[Material shown]
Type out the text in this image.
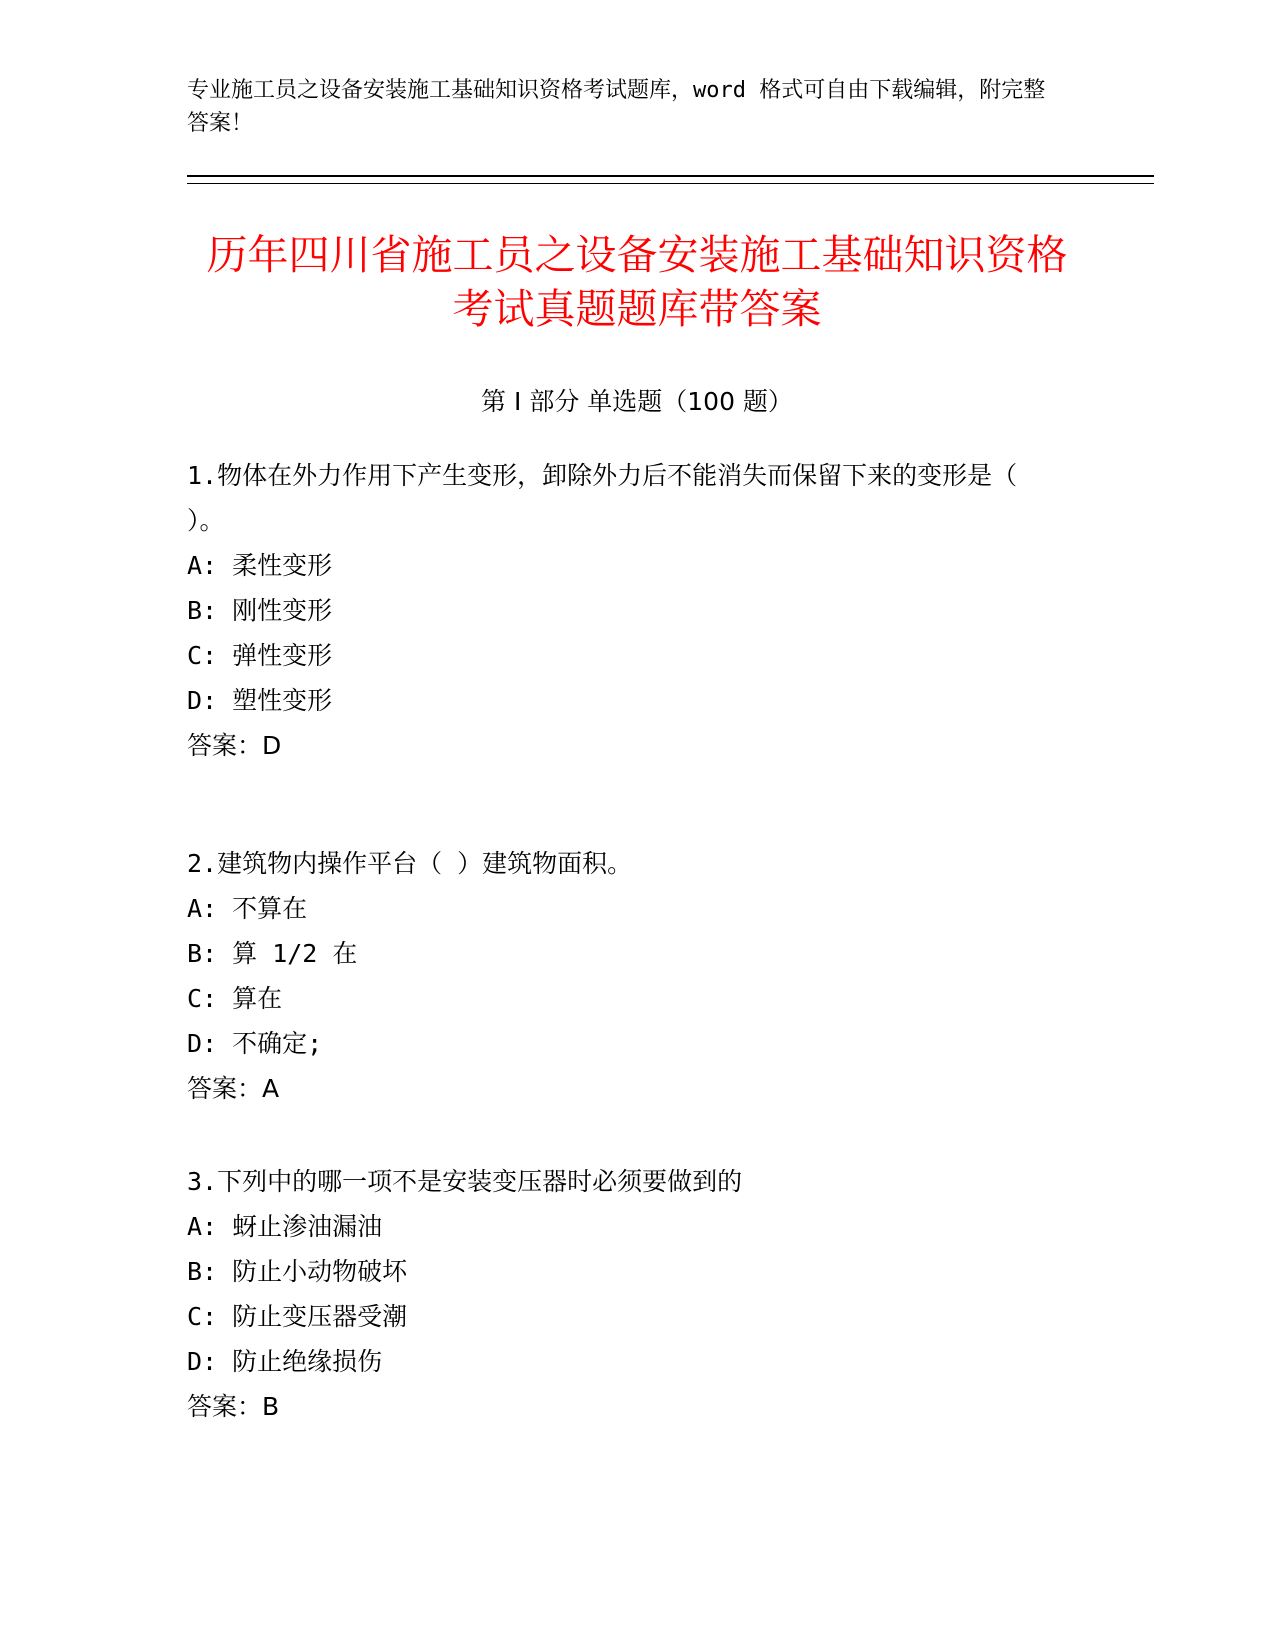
专业施工员之设备安装施工基础知识资格考试题库，word 格式可自由下载编辑，附完整答案！
历年四川省施工员之设备安装施工基础知识资格考试真题题库带答案
第 I 部分 单选题（100 题）
1.物体在外力作用下产生变形，卸除外力后不能消失而保留下来的变形是（ ）。
A: 柔性变形
B: 刚性变形
C: 弹性变形
D: 塑性变形
答案：D
2.建筑物内操作平台（ ）建筑物面积。
A: 不算在
B: 算 1/2 在
C: 算在
D: 不确定;
答案：A
3.下列中的哪一项不是安装变压器时必须要做到的
A: 蚜止渗油漏油
B: 防止小动物破坏
C: 防止变压器受潮
D: 防止绝缘损伤
答案：B
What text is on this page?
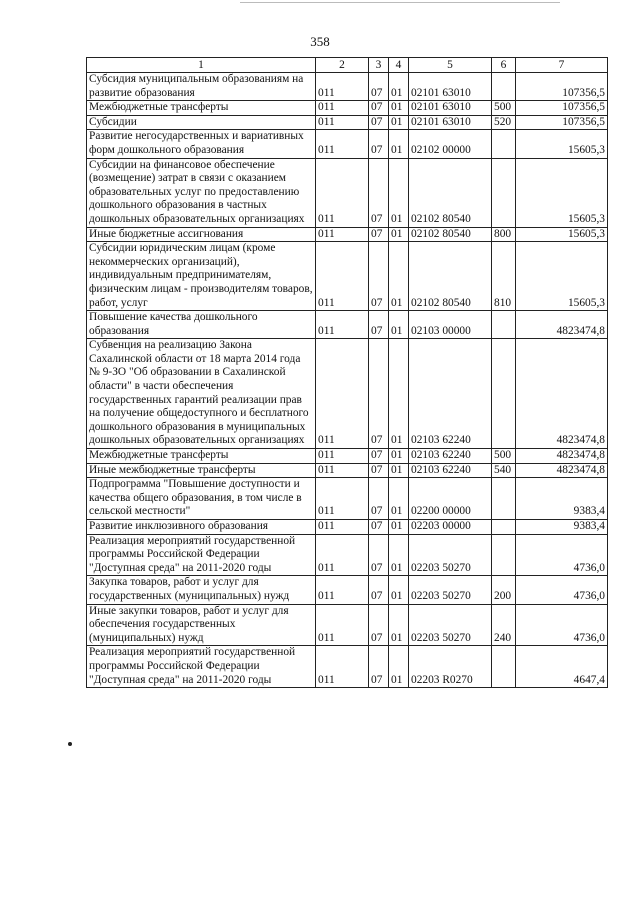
358
1	2	3	4	5	6	7
Субсидия муниципальным образованиям на развитие образования	011	07	01	02101 63010		107356,5
Межбюджетные трансферты	011	07	01	02101 63010	500	107356,5
Субсидии	011	07	01	02101 63010	520	107356,5
Развитие негосударственных и вариативных форм дошкольного образования	011	07	01	02102 00000		15605,3
Субсидии на финансовое обеспечение (возмещение) затрат в связи с оказанием образовательных услуг по предоставлению дошкольного образования в частных дошкольных образовательных организациях	011	07	01	02102 80540		15605,3
Иные бюджетные ассигнования	011	07	01	02102 80540	800	15605,3
Субсидии юридическим лицам (кроме некоммерческих организаций), индивидуальным предпринимателям, физическим лицам - производителям товаров, работ, услуг	011	07	01	02102 80540	810	15605,3
Повышение качества дошкольного образования	011	07	01	02103 00000		4823474,8
Субвенция на реализацию Закона Сахалинской области от 18 марта 2014 года № 9-ЗО "Об образовании в Сахалинской области" в части обеспечения государственных гарантий реализации прав на получение общедоступного и бесплатного дошкольного образования в муниципальных дошкольных образовательных организациях	011	07	01	02103 62240		4823474,8
Межбюджетные трансферты	011	07	01	02103 62240	500	4823474,8
Иные межбюджетные трансферты	011	07	01	02103 62240	540	4823474,8
Подпрограмма "Повышение доступности и качества общего образования, в том числе в сельской местности"	011	07	01	02200 00000		9383,4
Развитие инклюзивного образования	011	07	01	02203 00000		9383,4
Реализация мероприятий государственной программы Российской Федерации "Доступная среда" на 2011-2020 годы	011	07	01	02203 50270		4736,0
Закупка товаров, работ и услуг для государственных (муниципальных) нужд	011	07	01	02203 50270	200	4736,0
Иные закупки товаров, работ и услуг для обеспечения государственных (муниципальных) нужд	011	07	01	02203 50270	240	4736,0
Реализация мероприятий государственной программы Российской Федерации "Доступная среда" на 2011-2020 годы	011	07	01	02203 R0270		4647,4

[Instruction] Leave the pictures out and reproduce all of the records exactly.

[Completed exercise]
Type out the text in this image.
专业施工员之设备安装施工基础知识资格考试题库，word 格式可自由下载编辑，附完整答案！
历年四川省施工员之设备安装施工基础知识资格考试真题题库带答案
第 I 部分 单选题（100 题）
1.物体在外力作用下产生变形，卸除外力后不能消失而保留下来的变形是（ ）。
A: 柔性变形
B: 刚性变形
C: 弹性变形
D: 塑性变形
答案：D
2.建筑物内操作平台（ ）建筑物面积。
A: 不算在
B: 算 1/2 在
C: 算在
D: 不确定;
答案：A
3.下列中的哪一项不是安装变压器时必须要做到的
A: 蚜止渗油漏油
B: 防止小动物破坏
C: 防止变压器受潮
D: 防止绝缘损伤
答案：B
What text is on this page?
358
1	2	3	4	5	6	7
Субсидия муниципальным образованиям на развитие образования	011	07	01	02101 63010		107356,5
Межбюджетные трансферты	011	07	01	02101 63010	500	107356,5
Субсидии	011	07	01	02101 63010	520	107356,5
Развитие негосударственных и вариативных форм дошкольного образования	011	07	01	02102 00000		15605,3
Субсидии на финансовое обеспечение (возмещение) затрат в связи с оказанием образовательных услуг по предоставлению дошкольного образования в частных дошкольных образовательных организациях	011	07	01	02102 80540		15605,3
Иные бюджетные ассигнования	011	07	01	02102 80540	800	15605,3
Субсидии юридическим лицам (кроме некоммерческих организаций), индивидуальным предпринимателям, физическим лицам - производителям товаров, работ, услуг	011	07	01	02102 80540	810	15605,3
Повышение качества дошкольного образования	011	07	01	02103 00000		4823474,8
Субвенция на реализацию Закона Сахалинской области от 18 марта 2014 года № 9-ЗО "Об образовании в Сахалинской области" в части обеспечения государственных гарантий реализации прав на получение общедоступного и бесплатного дошкольного образования в муниципальных дошкольных образовательных организациях	011	07	01	02103 62240		4823474,8
Межбюджетные трансферты	011	07	01	02103 62240	500	4823474,8
Иные межбюджетные трансферты	011	07	01	02103 62240	540	4823474,8
Подпрограмма "Повышение доступности и качества общего образования, в том числе в сельской местности"	011	07	01	02200 00000		9383,4
Развитие инклюзивного образования	011	07	01	02203 00000		9383,4
Реализация мероприятий государственной программы Российской Федерации "Доступная среда" на 2011-2020 годы	011	07	01	02203 50270		4736,0
Закупка товаров, работ и услуг для государственных (муниципальных) нужд	011	07	01	02203 50270	200	4736,0
Иные закупки товаров, работ и услуг для обеспечения государственных (муниципальных) нужд	011	07	01	02203 50270	240	4736,0
Реализация мероприятий государственной программы Российской Федерации "Доступная среда" на 2011-2020 годы	011	07	01	02203 R0270		4647,4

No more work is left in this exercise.